— Begin —

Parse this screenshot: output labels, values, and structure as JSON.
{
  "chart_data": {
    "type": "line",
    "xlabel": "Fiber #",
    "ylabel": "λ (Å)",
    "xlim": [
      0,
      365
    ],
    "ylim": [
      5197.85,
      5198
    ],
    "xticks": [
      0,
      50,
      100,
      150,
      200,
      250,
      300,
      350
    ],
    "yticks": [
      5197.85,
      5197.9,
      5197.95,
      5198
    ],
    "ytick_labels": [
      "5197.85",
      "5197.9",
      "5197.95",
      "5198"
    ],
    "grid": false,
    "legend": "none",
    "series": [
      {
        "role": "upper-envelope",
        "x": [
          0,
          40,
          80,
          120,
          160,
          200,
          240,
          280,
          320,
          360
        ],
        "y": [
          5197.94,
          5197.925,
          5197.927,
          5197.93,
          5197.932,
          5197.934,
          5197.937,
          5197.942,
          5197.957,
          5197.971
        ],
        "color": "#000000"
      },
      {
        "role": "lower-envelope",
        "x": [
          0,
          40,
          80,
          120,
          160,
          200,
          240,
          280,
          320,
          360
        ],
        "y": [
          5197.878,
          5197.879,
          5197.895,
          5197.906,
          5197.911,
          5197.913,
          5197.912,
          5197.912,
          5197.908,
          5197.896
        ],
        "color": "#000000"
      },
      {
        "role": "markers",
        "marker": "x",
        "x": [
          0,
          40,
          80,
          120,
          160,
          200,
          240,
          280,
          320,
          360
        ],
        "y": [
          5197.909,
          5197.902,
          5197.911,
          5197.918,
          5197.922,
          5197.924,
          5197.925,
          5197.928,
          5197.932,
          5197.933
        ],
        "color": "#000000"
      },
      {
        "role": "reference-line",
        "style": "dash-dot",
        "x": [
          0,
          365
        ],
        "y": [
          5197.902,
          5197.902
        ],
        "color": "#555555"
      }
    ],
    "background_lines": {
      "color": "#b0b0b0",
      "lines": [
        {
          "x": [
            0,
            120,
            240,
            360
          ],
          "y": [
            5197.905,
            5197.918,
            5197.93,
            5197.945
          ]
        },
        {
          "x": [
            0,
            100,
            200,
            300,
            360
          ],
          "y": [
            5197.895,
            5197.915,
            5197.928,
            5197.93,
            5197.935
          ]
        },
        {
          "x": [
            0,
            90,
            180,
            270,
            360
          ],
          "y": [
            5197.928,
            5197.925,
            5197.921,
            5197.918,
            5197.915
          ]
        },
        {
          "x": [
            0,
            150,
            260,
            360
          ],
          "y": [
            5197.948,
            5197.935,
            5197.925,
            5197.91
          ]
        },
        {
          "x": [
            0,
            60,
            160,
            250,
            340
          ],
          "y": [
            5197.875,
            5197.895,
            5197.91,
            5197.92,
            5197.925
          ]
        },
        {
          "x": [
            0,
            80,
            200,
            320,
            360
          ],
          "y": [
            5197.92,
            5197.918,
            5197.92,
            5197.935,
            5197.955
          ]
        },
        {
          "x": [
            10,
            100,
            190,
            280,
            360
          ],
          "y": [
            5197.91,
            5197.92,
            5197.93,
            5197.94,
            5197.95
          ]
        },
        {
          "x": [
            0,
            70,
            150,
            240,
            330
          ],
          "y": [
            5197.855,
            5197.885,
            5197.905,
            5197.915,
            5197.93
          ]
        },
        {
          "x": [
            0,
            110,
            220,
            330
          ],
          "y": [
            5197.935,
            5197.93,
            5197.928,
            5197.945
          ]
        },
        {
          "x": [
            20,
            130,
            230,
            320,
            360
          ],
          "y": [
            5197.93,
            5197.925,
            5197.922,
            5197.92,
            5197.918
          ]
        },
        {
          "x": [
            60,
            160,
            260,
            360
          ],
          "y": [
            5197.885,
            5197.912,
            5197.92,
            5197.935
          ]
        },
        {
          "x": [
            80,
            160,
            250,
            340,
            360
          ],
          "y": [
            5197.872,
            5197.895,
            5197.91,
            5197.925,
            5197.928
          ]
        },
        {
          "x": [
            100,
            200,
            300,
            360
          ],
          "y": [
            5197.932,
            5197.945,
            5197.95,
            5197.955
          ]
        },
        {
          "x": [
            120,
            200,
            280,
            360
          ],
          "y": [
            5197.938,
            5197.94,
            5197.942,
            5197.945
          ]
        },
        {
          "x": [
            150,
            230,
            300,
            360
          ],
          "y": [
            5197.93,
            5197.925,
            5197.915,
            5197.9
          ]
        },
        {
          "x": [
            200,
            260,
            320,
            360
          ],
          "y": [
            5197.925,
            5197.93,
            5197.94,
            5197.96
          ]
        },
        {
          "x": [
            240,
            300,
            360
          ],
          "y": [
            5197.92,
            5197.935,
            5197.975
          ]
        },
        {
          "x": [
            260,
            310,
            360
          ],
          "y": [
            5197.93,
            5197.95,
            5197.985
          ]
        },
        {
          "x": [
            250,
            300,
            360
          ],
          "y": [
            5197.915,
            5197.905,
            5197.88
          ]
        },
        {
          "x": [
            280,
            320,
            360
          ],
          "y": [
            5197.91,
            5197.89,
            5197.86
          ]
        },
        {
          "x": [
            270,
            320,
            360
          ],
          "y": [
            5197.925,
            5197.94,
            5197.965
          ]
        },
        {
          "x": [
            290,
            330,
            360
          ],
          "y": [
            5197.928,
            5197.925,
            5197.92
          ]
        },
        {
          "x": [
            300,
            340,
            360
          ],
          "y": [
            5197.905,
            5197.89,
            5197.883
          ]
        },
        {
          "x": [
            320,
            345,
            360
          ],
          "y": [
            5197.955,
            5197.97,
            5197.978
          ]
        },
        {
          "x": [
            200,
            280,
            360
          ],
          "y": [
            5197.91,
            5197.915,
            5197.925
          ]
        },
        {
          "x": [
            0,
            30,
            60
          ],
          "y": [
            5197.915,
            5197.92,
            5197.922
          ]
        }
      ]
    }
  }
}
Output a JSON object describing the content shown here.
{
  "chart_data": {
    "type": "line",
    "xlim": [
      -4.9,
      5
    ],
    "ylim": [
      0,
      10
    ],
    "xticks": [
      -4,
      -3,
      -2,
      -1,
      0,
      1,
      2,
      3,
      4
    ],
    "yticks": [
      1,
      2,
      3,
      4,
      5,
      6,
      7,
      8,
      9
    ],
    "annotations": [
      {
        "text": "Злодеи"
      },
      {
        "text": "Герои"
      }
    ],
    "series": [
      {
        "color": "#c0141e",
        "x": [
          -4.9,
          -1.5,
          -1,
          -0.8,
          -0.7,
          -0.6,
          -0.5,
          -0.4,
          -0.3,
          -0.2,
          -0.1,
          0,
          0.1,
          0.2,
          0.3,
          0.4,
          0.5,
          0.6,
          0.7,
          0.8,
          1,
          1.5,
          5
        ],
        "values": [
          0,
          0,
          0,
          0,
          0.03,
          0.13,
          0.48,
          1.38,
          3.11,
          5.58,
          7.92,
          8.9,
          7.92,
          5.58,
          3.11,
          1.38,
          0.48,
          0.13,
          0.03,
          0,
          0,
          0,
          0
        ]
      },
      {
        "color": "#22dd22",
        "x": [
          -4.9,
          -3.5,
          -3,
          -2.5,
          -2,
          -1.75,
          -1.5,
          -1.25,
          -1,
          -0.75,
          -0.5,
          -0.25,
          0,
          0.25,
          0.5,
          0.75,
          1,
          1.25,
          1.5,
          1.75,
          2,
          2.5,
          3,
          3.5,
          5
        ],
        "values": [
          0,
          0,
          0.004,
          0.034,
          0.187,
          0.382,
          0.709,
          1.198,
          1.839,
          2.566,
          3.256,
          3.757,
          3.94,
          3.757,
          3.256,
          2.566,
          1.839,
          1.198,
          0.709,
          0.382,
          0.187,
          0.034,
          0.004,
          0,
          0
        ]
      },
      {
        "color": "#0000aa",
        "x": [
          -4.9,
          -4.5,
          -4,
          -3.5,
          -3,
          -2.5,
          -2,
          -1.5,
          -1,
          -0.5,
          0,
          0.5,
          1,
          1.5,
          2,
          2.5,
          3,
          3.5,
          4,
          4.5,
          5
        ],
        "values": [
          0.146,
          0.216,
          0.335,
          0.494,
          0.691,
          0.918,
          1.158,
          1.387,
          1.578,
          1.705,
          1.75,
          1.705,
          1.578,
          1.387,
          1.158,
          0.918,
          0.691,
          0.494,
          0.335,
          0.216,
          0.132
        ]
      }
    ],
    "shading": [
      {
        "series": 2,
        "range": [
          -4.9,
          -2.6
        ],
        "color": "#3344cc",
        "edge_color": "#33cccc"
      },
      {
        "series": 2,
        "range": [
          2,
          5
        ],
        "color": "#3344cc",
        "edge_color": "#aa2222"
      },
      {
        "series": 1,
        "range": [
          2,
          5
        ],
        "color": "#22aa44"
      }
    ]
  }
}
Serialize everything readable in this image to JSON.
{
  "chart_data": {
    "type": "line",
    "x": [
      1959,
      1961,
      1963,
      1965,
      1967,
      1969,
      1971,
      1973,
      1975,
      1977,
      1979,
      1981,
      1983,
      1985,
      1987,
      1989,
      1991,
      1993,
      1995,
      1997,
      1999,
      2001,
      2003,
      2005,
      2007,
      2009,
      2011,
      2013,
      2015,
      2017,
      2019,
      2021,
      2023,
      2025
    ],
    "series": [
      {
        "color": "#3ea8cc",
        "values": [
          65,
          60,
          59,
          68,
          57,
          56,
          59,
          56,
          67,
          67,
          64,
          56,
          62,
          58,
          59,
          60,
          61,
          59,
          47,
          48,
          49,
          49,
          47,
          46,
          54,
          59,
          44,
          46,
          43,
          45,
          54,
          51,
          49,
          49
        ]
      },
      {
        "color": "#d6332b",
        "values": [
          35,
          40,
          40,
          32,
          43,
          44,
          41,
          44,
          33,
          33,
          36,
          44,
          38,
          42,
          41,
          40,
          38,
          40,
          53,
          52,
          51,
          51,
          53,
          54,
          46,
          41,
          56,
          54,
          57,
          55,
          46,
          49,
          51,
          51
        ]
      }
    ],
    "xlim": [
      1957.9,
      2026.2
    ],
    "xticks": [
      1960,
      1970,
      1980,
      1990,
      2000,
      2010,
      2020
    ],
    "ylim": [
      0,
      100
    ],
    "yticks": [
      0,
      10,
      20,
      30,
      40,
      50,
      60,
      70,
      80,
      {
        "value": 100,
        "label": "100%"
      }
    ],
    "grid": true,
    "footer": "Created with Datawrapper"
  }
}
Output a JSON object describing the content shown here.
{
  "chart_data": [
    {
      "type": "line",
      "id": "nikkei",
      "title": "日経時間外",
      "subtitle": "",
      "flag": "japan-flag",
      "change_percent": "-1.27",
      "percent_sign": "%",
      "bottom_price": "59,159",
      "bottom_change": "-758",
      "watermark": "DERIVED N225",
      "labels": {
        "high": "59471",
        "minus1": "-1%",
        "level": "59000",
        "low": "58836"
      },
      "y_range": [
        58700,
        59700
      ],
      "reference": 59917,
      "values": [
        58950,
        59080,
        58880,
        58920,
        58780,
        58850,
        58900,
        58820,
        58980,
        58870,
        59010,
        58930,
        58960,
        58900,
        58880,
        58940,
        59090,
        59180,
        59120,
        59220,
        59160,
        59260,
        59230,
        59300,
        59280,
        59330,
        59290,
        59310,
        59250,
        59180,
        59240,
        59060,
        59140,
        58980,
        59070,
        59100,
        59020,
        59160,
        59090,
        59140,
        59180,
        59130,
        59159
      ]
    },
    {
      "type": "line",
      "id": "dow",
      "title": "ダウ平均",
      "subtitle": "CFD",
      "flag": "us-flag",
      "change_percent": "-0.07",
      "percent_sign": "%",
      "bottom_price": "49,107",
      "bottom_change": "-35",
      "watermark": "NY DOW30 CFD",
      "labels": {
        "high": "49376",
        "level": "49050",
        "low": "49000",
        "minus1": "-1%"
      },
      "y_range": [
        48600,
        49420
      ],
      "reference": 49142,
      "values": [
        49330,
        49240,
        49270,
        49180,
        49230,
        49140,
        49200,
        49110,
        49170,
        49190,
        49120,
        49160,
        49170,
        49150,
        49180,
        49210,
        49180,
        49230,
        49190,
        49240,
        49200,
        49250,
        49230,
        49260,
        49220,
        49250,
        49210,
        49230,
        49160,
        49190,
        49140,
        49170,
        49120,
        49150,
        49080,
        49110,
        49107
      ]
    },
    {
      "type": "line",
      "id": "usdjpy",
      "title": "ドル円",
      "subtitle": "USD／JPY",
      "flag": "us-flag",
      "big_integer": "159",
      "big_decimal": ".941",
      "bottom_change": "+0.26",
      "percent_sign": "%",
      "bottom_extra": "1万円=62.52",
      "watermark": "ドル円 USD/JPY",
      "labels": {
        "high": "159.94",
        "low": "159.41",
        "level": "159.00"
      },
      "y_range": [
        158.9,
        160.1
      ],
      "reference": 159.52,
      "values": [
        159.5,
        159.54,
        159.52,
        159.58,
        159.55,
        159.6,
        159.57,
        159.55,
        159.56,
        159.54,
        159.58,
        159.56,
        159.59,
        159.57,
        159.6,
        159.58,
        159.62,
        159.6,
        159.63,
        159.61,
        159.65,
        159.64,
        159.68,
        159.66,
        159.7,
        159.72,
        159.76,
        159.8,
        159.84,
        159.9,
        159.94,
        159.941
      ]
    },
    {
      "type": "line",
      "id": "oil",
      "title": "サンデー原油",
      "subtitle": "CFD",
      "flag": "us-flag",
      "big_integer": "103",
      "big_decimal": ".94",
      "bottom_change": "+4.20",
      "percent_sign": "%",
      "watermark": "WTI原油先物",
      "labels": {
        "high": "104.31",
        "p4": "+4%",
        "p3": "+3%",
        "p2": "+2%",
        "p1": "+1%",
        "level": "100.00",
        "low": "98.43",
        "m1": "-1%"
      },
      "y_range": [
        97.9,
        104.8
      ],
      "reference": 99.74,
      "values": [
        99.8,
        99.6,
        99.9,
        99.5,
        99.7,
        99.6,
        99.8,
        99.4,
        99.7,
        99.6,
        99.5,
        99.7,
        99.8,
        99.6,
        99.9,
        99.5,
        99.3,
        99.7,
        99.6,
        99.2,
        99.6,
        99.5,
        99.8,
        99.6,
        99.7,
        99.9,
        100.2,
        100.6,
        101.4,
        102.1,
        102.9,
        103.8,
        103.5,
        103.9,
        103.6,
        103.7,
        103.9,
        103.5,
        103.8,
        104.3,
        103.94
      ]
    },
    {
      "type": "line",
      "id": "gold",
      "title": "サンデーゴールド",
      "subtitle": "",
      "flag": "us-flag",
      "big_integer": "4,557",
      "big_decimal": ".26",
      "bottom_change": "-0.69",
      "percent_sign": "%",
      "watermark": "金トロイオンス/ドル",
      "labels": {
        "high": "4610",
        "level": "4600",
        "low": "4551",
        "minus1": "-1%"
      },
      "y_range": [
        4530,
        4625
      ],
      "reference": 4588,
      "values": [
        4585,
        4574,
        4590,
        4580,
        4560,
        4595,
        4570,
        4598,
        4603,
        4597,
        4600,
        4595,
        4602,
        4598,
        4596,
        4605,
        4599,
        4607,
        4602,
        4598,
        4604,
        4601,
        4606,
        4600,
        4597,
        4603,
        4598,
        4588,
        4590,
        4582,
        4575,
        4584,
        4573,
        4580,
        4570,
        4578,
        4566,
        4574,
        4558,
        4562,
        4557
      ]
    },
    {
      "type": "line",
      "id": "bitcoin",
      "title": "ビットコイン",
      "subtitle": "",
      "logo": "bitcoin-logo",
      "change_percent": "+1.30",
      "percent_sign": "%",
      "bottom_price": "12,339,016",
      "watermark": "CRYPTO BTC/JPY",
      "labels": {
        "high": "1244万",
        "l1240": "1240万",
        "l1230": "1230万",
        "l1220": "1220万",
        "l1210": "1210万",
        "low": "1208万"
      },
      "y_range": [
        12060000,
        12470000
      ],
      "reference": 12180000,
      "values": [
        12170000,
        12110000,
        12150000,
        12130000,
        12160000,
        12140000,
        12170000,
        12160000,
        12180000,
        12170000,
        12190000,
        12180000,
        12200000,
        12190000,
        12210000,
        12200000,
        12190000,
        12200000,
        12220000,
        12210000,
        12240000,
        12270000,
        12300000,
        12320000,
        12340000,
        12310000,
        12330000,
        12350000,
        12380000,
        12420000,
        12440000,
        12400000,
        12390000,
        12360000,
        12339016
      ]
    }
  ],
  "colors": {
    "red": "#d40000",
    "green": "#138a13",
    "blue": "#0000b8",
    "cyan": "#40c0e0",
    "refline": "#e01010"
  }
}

— End —

EXERCISE INSTRUCTIONS:
Scan the entries above for the word "watermark" and collect each line holding it.

ANSWER TO THIS PROBLEM:
      "watermark": "DERIVED N225",
      "watermark": "NY DOW30 CFD",
      "watermark": "ドル円 USD/JPY",
      "watermark": "WTI原油先物",
      "watermark": "金トロイオンス/ドル",
      "watermark": "CRYPTO BTC/JPY",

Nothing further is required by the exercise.